Entries taken from a collection:
•••

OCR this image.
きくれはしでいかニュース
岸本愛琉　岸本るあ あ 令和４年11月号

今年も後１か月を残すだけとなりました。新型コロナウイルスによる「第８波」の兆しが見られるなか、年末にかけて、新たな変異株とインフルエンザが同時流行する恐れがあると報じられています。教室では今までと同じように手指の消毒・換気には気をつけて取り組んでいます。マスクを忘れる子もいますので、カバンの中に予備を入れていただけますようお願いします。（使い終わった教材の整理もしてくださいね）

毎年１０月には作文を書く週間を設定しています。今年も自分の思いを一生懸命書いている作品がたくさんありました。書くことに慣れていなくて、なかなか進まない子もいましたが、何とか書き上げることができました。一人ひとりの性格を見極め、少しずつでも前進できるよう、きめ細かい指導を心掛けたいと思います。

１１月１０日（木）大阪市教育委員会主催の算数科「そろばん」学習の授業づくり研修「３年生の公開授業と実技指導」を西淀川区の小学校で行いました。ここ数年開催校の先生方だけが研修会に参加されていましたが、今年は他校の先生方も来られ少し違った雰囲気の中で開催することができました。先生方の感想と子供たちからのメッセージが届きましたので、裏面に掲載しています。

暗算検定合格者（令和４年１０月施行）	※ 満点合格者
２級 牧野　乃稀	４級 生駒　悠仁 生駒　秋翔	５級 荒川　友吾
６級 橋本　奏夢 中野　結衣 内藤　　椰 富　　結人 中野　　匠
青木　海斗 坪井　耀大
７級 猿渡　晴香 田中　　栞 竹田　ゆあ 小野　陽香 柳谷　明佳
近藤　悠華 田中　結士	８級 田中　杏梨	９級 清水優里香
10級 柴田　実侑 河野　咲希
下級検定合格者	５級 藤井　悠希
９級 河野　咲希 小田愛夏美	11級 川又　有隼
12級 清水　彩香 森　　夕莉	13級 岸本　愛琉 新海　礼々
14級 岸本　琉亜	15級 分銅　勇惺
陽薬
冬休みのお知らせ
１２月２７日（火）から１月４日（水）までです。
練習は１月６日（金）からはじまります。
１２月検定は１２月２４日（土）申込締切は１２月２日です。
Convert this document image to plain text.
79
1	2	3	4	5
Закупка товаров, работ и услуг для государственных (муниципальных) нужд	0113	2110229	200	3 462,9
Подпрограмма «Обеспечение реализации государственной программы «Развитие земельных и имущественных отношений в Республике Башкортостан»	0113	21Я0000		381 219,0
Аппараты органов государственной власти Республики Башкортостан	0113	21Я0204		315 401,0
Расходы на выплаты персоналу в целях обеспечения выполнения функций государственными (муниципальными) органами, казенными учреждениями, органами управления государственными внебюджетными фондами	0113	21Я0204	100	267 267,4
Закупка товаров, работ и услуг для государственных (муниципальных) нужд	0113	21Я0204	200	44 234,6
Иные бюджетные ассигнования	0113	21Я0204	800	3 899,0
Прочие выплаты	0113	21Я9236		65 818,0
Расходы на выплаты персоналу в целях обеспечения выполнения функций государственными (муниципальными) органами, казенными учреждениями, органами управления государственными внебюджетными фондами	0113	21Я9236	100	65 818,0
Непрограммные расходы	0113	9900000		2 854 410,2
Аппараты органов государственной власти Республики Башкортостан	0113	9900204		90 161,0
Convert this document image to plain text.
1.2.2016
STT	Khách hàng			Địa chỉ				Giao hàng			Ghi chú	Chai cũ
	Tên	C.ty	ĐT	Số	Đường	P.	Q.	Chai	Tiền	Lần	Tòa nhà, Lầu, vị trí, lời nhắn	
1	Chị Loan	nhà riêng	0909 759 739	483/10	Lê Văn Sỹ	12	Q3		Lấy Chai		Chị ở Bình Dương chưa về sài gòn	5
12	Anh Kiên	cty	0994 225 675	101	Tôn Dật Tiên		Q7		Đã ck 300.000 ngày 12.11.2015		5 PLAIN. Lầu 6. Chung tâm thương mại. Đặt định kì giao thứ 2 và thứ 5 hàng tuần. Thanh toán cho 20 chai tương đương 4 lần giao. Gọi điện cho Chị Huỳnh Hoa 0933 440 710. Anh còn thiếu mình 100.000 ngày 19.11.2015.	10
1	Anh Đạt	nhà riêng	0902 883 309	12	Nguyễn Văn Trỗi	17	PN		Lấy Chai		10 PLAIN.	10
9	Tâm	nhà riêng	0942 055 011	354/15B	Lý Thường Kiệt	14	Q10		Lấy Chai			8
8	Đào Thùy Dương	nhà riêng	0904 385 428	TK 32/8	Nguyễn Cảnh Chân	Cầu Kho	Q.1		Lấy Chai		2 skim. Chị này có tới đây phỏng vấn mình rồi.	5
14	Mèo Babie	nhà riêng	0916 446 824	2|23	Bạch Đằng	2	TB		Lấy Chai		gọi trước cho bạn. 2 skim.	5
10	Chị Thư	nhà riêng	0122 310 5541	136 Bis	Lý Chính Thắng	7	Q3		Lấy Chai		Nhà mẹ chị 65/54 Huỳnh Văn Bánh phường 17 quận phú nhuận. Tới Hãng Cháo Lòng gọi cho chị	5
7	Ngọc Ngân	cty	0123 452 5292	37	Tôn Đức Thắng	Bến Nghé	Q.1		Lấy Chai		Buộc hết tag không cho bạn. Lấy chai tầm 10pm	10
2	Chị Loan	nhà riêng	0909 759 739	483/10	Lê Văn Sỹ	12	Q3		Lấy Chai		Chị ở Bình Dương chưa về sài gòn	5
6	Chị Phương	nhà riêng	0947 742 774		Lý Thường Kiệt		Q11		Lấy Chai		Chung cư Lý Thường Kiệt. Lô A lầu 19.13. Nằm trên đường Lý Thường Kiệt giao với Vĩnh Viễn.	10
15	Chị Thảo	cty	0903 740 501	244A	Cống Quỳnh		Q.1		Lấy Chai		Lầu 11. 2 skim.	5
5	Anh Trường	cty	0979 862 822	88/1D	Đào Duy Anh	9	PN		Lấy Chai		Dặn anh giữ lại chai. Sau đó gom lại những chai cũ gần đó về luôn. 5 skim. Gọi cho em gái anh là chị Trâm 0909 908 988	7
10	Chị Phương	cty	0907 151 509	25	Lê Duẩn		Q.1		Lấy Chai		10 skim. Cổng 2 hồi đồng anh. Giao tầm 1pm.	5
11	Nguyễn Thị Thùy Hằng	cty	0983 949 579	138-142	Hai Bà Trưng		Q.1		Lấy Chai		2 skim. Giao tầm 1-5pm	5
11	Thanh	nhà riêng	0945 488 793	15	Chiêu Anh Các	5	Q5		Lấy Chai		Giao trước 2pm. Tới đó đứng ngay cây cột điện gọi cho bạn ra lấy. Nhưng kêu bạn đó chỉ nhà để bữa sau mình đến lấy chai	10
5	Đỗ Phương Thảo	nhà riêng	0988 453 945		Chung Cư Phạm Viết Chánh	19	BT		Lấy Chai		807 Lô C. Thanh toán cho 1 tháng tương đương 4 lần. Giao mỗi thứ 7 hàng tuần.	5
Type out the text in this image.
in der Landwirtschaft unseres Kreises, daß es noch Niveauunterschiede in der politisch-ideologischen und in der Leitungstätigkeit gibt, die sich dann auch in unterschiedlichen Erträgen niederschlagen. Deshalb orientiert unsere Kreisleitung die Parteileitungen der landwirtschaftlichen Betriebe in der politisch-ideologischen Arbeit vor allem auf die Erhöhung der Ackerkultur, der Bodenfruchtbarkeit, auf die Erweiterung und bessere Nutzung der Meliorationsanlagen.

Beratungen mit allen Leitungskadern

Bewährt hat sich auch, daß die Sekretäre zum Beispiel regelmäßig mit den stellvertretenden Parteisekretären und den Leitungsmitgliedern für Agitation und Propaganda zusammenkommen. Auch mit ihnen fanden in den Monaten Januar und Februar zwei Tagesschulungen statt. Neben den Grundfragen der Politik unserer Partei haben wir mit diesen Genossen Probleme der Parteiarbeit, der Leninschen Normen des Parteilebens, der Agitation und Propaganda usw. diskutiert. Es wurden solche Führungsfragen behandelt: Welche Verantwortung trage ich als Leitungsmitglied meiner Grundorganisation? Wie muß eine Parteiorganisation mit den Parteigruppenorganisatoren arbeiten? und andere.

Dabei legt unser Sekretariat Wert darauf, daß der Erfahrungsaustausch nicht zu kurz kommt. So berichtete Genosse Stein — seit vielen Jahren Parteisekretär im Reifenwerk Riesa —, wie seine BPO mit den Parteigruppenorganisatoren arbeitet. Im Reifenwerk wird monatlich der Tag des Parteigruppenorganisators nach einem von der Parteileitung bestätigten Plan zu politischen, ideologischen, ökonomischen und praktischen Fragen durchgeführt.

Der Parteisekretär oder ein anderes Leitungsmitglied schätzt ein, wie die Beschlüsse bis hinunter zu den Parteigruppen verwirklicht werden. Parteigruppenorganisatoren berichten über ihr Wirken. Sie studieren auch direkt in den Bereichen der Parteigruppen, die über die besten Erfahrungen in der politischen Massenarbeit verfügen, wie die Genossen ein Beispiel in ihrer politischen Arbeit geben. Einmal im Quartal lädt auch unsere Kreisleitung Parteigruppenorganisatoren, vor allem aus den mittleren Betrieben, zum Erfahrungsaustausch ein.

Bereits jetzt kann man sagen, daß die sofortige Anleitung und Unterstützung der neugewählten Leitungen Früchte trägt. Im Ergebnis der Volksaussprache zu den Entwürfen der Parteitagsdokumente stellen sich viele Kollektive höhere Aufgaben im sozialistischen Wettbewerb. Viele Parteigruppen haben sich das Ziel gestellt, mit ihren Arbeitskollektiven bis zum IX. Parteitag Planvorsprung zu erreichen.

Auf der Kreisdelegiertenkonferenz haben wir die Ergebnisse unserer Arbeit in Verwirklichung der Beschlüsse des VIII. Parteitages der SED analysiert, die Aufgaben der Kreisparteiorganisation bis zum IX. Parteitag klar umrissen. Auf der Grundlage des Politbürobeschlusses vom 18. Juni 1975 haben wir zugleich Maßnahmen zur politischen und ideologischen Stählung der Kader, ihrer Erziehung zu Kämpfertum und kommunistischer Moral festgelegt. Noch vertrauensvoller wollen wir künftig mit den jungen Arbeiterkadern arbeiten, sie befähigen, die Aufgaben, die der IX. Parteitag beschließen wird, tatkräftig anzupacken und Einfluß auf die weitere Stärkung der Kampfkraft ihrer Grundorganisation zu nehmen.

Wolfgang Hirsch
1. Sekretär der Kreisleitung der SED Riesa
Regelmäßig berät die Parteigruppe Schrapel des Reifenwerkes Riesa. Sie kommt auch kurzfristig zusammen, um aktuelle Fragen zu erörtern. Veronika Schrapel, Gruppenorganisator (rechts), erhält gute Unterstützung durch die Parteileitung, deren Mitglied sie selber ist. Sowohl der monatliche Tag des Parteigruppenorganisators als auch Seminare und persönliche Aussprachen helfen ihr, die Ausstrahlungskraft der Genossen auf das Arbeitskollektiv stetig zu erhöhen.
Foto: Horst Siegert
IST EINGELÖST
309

•••

- **Stated exercise**: State how many lines in the entries above include the word "органов"; reply with the number alone.

- **Written response**: 2